(Data items)
◇ ◇ ◇ ◇

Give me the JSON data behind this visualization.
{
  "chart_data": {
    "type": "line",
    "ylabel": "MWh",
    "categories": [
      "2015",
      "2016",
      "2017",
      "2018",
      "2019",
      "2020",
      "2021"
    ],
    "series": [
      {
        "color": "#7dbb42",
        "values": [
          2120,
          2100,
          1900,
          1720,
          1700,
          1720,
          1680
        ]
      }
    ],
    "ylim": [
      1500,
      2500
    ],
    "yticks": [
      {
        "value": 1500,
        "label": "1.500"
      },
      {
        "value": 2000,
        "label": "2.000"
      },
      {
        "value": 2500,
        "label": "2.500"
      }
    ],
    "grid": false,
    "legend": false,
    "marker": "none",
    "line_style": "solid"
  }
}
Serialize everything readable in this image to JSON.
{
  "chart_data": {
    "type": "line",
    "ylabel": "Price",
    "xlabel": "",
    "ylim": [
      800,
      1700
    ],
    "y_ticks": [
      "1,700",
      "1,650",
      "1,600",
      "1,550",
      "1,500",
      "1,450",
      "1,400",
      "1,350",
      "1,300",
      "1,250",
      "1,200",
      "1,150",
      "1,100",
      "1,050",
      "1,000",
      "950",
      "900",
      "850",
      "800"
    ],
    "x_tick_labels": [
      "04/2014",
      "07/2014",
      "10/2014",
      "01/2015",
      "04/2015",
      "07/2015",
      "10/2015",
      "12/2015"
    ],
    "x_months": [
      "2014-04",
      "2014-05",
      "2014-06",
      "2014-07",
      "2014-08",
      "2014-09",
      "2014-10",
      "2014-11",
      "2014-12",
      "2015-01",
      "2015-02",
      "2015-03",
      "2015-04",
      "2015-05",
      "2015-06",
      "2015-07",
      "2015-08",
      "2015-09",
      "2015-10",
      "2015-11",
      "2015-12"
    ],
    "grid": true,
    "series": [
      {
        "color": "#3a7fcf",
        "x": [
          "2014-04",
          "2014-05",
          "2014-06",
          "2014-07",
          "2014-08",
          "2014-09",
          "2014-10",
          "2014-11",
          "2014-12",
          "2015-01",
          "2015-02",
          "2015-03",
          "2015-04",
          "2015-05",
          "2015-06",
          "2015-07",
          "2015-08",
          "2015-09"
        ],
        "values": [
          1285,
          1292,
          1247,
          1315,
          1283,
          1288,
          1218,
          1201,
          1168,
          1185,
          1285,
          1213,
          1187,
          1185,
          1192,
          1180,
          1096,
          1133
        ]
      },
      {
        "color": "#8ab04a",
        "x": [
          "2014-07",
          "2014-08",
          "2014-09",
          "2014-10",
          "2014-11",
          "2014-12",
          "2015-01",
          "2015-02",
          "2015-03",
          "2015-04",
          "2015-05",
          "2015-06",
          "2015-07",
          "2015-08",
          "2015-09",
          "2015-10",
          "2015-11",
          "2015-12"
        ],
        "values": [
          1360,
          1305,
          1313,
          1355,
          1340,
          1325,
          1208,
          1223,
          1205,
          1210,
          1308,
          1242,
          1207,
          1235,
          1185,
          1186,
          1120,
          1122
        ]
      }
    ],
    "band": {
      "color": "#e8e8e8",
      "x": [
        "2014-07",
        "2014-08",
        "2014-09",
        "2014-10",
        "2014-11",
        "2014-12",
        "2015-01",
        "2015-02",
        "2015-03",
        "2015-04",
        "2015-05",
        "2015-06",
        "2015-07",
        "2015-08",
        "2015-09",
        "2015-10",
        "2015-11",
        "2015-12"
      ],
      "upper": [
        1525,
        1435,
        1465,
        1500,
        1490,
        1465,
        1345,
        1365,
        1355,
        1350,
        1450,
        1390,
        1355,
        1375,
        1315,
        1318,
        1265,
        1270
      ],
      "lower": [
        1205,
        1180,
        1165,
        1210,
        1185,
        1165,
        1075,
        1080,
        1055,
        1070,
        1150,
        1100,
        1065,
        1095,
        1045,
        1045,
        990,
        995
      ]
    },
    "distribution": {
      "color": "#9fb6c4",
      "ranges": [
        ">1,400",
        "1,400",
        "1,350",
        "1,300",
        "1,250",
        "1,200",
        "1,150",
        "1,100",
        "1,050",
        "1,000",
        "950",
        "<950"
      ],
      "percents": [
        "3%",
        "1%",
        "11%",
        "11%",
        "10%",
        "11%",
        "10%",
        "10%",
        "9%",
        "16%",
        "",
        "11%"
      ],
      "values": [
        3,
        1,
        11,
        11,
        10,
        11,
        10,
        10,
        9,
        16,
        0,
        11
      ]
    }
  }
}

◇ ◇ ◇ ◇

- [Task statement] Write the entries again, exactly as they stand.

- [Solved exercise]
Give me the JSON data behind this visualization.
{
  "chart_data": {
    "type": "line",
    "ylabel": "MWh",
    "categories": [
      "2015",
      "2016",
      "2017",
      "2018",
      "2019",
      "2020",
      "2021"
    ],
    "series": [
      {
        "color": "#7dbb42",
        "values": [
          2120,
          2100,
          1900,
          1720,
          1700,
          1720,
          1680
        ]
      }
    ],
    "ylim": [
      1500,
      2500
    ],
    "yticks": [
      {
        "value": 1500,
        "label": "1.500"
      },
      {
        "value": 2000,
        "label": "2.000"
      },
      {
        "value": 2500,
        "label": "2.500"
      }
    ],
    "grid": false,
    "legend": false,
    "marker": "none",
    "line_style": "solid"
  }
}
Serialize everything readable in this image to JSON.
{
  "chart_data": {
    "type": "line",
    "ylabel": "Price",
    "xlabel": "",
    "ylim": [
      800,
      1700
    ],
    "y_ticks": [
      "1,700",
      "1,650",
      "1,600",
      "1,550",
      "1,500",
      "1,450",
      "1,400",
      "1,350",
      "1,300",
      "1,250",
      "1,200",
      "1,150",
      "1,100",
      "1,050",
      "1,000",
      "950",
      "900",
      "850",
      "800"
    ],
    "x_tick_labels": [
      "04/2014",
      "07/2014",
      "10/2014",
      "01/2015",
      "04/2015",
      "07/2015",
      "10/2015",
      "12/2015"
    ],
    "x_months": [
      "2014-04",
      "2014-05",
      "2014-06",
      "2014-07",
      "2014-08",
      "2014-09",
      "2014-10",
      "2014-11",
      "2014-12",
      "2015-01",
      "2015-02",
      "2015-03",
      "2015-04",
      "2015-05",
      "2015-06",
      "2015-07",
      "2015-08",
      "2015-09",
      "2015-10",
      "2015-11",
      "2015-12"
    ],
    "grid": true,
    "series": [
      {
        "color": "#3a7fcf",
        "x": [
          "2014-04",
          "2014-05",
          "2014-06",
          "2014-07",
          "2014-08",
          "2014-09",
          "2014-10",
          "2014-11",
          "2014-12",
          "2015-01",
          "2015-02",
          "2015-03",
          "2015-04",
          "2015-05",
          "2015-06",
          "2015-07",
          "2015-08",
          "2015-09"
        ],
        "values": [
          1285,
          1292,
          1247,
          1315,
          1283,
          1288,
          1218,
          1201,
          1168,
          1185,
          1285,
          1213,
          1187,
          1185,
          1192,
          1180,
          1096,
          1133
        ]
      },
      {
        "color": "#8ab04a",
        "x": [
          "2014-07",
          "2014-08",
          "2014-09",
          "2014-10",
          "2014-11",
          "2014-12",
          "2015-01",
          "2015-02",
          "2015-03",
          "2015-04",
          "2015-05",
          "2015-06",
          "2015-07",
          "2015-08",
          "2015-09",
          "2015-10",
          "2015-11",
          "2015-12"
        ],
        "values": [
          1360,
          1305,
          1313,
          1355,
          1340,
          1325,
          1208,
          1223,
          1205,
          1210,
          1308,
          1242,
          1207,
          1235,
          1185,
          1186,
          1120,
          1122
        ]
      }
    ],
    "band": {
      "color": "#e8e8e8",
      "x": [
        "2014-07",
        "2014-08",
        "2014-09",
        "2014-10",
        "2014-11",
        "2014-12",
        "2015-01",
        "2015-02",
        "2015-03",
        "2015-04",
        "2015-05",
        "2015-06",
        "2015-07",
        "2015-08",
        "2015-09",
        "2015-10",
        "2015-11",
        "2015-12"
      ],
      "upper": [
        1525,
        1435,
        1465,
        1500,
        1490,
        1465,
        1345,
        1365,
        1355,
        1350,
        1450,
        1390,
        1355,
        1375,
        1315,
        1318,
        1265,
        1270
      ],
      "lower": [
        1205,
        1180,
        1165,
        1210,
        1185,
        1165,
        1075,
        1080,
        1055,
        1070,
        1150,
        1100,
        1065,
        1095,
        1045,
        1045,
        990,
        995
      ]
    },
    "distribution": {
      "color": "#9fb6c4",
      "ranges": [
        ">1,400",
        "1,400",
        "1,350",
        "1,300",
        "1,250",
        "1,200",
        "1,150",
        "1,100",
        "1,050",
        "1,000",
        "950",
        "<950"
      ],
      "percents": [
        "3%",
        "1%",
        "11%",
        "11%",
        "10%",
        "11%",
        "10%",
        "10%",
        "9%",
        "16%",
        "",
        "11%"
      ],
      "values": [
        3,
        1,
        11,
        11,
        10,
        11,
        10,
        10,
        9,
        16,
        0,
        11
      ]
    }
  }
}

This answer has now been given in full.